Reproduce all records verbatim.

************

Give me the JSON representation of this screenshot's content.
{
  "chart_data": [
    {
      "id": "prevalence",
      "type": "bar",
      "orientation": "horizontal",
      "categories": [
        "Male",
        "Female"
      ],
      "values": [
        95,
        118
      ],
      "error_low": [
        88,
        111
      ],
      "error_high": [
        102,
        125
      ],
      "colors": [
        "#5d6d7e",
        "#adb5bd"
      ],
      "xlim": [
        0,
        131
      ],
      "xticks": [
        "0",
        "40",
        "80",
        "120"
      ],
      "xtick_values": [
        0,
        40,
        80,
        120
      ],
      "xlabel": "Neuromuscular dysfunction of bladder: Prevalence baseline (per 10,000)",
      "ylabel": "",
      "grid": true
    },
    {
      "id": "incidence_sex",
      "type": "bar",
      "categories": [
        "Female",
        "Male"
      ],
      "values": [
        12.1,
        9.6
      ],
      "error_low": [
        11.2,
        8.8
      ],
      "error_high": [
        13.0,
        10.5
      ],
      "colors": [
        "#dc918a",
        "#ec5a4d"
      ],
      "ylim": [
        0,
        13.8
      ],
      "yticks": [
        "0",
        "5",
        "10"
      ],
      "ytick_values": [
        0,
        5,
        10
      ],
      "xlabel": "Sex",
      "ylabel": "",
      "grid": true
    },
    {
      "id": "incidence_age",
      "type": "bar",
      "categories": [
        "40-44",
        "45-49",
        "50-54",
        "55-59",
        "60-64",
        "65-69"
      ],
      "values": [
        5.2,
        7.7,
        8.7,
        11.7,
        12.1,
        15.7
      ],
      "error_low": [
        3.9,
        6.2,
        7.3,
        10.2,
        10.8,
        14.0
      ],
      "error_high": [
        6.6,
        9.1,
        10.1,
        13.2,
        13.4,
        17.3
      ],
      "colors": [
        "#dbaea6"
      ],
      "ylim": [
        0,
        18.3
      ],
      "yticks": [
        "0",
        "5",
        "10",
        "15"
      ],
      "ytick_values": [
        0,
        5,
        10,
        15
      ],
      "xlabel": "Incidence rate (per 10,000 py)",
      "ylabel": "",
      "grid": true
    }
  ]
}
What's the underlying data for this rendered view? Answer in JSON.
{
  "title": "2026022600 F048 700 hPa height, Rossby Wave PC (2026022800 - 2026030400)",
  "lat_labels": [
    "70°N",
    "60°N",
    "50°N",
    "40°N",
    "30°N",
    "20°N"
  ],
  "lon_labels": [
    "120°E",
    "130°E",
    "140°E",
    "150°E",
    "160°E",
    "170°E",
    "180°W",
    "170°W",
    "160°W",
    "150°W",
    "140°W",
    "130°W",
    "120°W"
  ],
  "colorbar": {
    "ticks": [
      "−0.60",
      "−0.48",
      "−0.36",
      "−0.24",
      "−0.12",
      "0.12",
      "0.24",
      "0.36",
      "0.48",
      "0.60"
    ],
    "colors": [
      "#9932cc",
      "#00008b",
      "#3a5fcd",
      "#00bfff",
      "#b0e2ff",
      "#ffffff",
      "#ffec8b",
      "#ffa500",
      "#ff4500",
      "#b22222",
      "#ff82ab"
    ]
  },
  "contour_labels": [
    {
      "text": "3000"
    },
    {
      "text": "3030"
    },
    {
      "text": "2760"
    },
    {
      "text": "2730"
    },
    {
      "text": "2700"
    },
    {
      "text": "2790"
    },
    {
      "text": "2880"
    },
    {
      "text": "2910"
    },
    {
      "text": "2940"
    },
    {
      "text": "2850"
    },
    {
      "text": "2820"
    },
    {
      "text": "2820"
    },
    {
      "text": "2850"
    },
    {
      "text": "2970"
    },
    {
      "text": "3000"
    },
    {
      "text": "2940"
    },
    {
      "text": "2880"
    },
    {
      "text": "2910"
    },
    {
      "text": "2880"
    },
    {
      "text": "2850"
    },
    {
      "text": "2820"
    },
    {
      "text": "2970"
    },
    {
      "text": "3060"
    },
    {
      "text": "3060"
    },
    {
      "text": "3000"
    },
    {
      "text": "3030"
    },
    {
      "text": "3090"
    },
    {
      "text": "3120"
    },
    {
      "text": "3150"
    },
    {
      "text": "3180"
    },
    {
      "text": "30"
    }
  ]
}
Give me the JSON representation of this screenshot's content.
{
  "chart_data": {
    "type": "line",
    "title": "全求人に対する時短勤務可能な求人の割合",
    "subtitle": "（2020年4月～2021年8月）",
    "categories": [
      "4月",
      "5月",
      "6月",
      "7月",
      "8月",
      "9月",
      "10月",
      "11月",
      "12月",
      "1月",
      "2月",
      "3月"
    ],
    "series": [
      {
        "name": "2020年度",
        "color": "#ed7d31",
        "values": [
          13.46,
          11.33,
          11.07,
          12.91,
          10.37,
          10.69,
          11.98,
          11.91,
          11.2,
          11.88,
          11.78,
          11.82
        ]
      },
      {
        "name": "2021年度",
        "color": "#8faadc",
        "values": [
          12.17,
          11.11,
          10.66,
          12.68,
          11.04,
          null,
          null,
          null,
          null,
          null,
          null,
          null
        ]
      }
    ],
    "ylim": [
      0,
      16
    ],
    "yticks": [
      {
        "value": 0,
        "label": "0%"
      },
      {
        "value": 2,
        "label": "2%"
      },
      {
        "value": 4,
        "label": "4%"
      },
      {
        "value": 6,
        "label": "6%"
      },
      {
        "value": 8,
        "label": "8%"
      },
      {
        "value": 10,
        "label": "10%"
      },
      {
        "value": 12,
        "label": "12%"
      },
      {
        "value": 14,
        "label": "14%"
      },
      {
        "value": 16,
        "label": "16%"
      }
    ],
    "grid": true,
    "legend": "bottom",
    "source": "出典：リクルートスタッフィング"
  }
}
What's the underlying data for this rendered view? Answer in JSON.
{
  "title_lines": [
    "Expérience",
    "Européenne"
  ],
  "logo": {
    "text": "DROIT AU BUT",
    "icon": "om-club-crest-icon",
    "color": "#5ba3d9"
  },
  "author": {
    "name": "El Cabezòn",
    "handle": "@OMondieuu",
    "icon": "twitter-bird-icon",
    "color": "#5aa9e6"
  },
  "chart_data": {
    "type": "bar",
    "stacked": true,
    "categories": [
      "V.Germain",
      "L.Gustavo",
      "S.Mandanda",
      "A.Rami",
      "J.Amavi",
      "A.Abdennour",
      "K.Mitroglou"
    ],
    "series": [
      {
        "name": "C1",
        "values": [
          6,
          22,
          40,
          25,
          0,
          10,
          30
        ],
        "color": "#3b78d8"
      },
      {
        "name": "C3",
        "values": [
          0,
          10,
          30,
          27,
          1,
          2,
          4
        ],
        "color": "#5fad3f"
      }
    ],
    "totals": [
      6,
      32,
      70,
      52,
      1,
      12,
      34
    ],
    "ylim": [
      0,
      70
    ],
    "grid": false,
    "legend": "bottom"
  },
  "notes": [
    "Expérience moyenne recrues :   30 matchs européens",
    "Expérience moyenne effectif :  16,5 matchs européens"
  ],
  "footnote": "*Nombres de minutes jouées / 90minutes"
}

************

* _EXERCISE OUTPUT_
Give me the JSON representation of this screenshot's content.
{
  "chart_data": [
    {
      "id": "prevalence",
      "type": "bar",
      "orientation": "horizontal",
      "categories": [
        "Male",
        "Female"
      ],
      "values": [
        95,
        118
      ],
      "error_low": [
        88,
        111
      ],
      "error_high": [
        102,
        125
      ],
      "colors": [
        "#5d6d7e",
        "#adb5bd"
      ],
      "xlim": [
        0,
        131
      ],
      "xticks": [
        "0",
        "40",
        "80",
        "120"
      ],
      "xtick_values": [
        0,
        40,
        80,
        120
      ],
      "xlabel": "Neuromuscular dysfunction of bladder: Prevalence baseline (per 10,000)",
      "ylabel": "",
      "grid": true
    },
    {
      "id": "incidence_sex",
      "type": "bar",
      "categories": [
        "Female",
        "Male"
      ],
      "values": [
        12.1,
        9.6
      ],
      "error_low": [
        11.2,
        8.8
      ],
      "error_high": [
        13.0,
        10.5
      ],
      "colors": [
        "#dc918a",
        "#ec5a4d"
      ],
      "ylim": [
        0,
        13.8
      ],
      "yticks": [
        "0",
        "5",
        "10"
      ],
      "ytick_values": [
        0,
        5,
        10
      ],
      "xlabel": "Sex",
      "ylabel": "",
      "grid": true
    },
    {
      "id": "incidence_age",
      "type": "bar",
      "categories": [
        "40-44",
        "45-49",
        "50-54",
        "55-59",
        "60-64",
        "65-69"
      ],
      "values": [
        5.2,
        7.7,
        8.7,
        11.7,
        12.1,
        15.7
      ],
      "error_low": [
        3.9,
        6.2,
        7.3,
        10.2,
        10.8,
        14.0
      ],
      "error_high": [
        6.6,
        9.1,
        10.1,
        13.2,
        13.4,
        17.3
      ],
      "colors": [
        "#dbaea6"
      ],
      "ylim": [
        0,
        18.3
      ],
      "yticks": [
        "0",
        "5",
        "10",
        "15"
      ],
      "ytick_values": [
        0,
        5,
        10,
        15
      ],
      "xlabel": "Incidence rate (per 10,000 py)",
      "ylabel": "",
      "grid": true
    }
  ]
}
What's the underlying data for this rendered view? Answer in JSON.
{
  "title": "2026022600 F048 700 hPa height, Rossby Wave PC (2026022800 - 2026030400)",
  "lat_labels": [
    "70°N",
    "60°N",
    "50°N",
    "40°N",
    "30°N",
    "20°N"
  ],
  "lon_labels": [
    "120°E",
    "130°E",
    "140°E",
    "150°E",
    "160°E",
    "170°E",
    "180°W",
    "170°W",
    "160°W",
    "150°W",
    "140°W",
    "130°W",
    "120°W"
  ],
  "colorbar": {
    "ticks": [
      "−0.60",
      "−0.48",
      "−0.36",
      "−0.24",
      "−0.12",
      "0.12",
      "0.24",
      "0.36",
      "0.48",
      "0.60"
    ],
    "colors": [
      "#9932cc",
      "#00008b",
      "#3a5fcd",
      "#00bfff",
      "#b0e2ff",
      "#ffffff",
      "#ffec8b",
      "#ffa500",
      "#ff4500",
      "#b22222",
      "#ff82ab"
    ]
  },
  "contour_labels": [
    {
      "text": "3000"
    },
    {
      "text": "3030"
    },
    {
      "text": "2760"
    },
    {
      "text": "2730"
    },
    {
      "text": "2700"
    },
    {
      "text": "2790"
    },
    {
      "text": "2880"
    },
    {
      "text": "2910"
    },
    {
      "text": "2940"
    },
    {
      "text": "2850"
    },
    {
      "text": "2820"
    },
    {
      "text": "2820"
    },
    {
      "text": "2850"
    },
    {
      "text": "2970"
    },
    {
      "text": "3000"
    },
    {
      "text": "2940"
    },
    {
      "text": "2880"
    },
    {
      "text": "2910"
    },
    {
      "text": "2880"
    },
    {
      "text": "2850"
    },
    {
      "text": "2820"
    },
    {
      "text": "2970"
    },
    {
      "text": "3060"
    },
    {
      "text": "3060"
    },
    {
      "text": "3000"
    },
    {
      "text": "3030"
    },
    {
      "text": "3090"
    },
    {
      "text": "3120"
    },
    {
      "text": "3150"
    },
    {
      "text": "3180"
    },
    {
      "text": "30"
    }
  ]
}
Give me the JSON representation of this screenshot's content.
{
  "chart_data": {
    "type": "line",
    "title": "全求人に対する時短勤務可能な求人の割合",
    "subtitle": "（2020年4月～2021年8月）",
    "categories": [
      "4月",
      "5月",
      "6月",
      "7月",
      "8月",
      "9月",
      "10月",
      "11月",
      "12月",
      "1月",
      "2月",
      "3月"
    ],
    "series": [
      {
        "name": "2020年度",
        "color": "#ed7d31",
        "values": [
          13.46,
          11.33,
          11.07,
          12.91,
          10.37,
          10.69,
          11.98,
          11.91,
          11.2,
          11.88,
          11.78,
          11.82
        ]
      },
      {
        "name": "2021年度",
        "color": "#8faadc",
        "values": [
          12.17,
          11.11,
          10.66,
          12.68,
          11.04,
          null,
          null,
          null,
          null,
          null,
          null,
          null
        ]
      }
    ],
    "ylim": [
      0,
      16
    ],
    "yticks": [
      {
        "value": 0,
        "label": "0%"
      },
      {
        "value": 2,
        "label": "2%"
      },
      {
        "value": 4,
        "label": "4%"
      },
      {
        "value": 6,
        "label": "6%"
      },
      {
        "value": 8,
        "label": "8%"
      },
      {
        "value": 10,
        "label": "10%"
      },
      {
        "value": 12,
        "label": "12%"
      },
      {
        "value": 14,
        "label": "14%"
      },
      {
        "value": 16,
        "label": "16%"
      }
    ],
    "grid": true,
    "legend": "bottom",
    "source": "出典：リクルートスタッフィング"
  }
}
What's the underlying data for this rendered view? Answer in JSON.
{
  "title_lines": [
    "Expérience",
    "Européenne"
  ],
  "logo": {
    "text": "DROIT AU BUT",
    "icon": "om-club-crest-icon",
    "color": "#5ba3d9"
  },
  "author": {
    "name": "El Cabezòn",
    "handle": "@OMondieuu",
    "icon": "twitter-bird-icon",
    "color": "#5aa9e6"
  },
  "chart_data": {
    "type": "bar",
    "stacked": true,
    "categories": [
      "V.Germain",
      "L.Gustavo",
      "S.Mandanda",
      "A.Rami",
      "J.Amavi",
      "A.Abdennour",
      "K.Mitroglou"
    ],
    "series": [
      {
        "name": "C1",
        "values": [
          6,
          22,
          40,
          25,
          0,
          10,
          30
        ],
        "color": "#3b78d8"
      },
      {
        "name": "C3",
        "values": [
          0,
          10,
          30,
          27,
          1,
          2,
          4
        ],
        "color": "#5fad3f"
      }
    ],
    "totals": [
      6,
      32,
      70,
      52,
      1,
      12,
      34
    ],
    "ylim": [
      0,
      70
    ],
    "grid": false,
    "legend": "bottom"
  },
  "notes": [
    "Expérience moyenne recrues :   30 matchs européens",
    "Expérience moyenne effectif :  16,5 matchs européens"
  ],
  "footnote": "*Nombres de minutes jouées / 90minutes"
}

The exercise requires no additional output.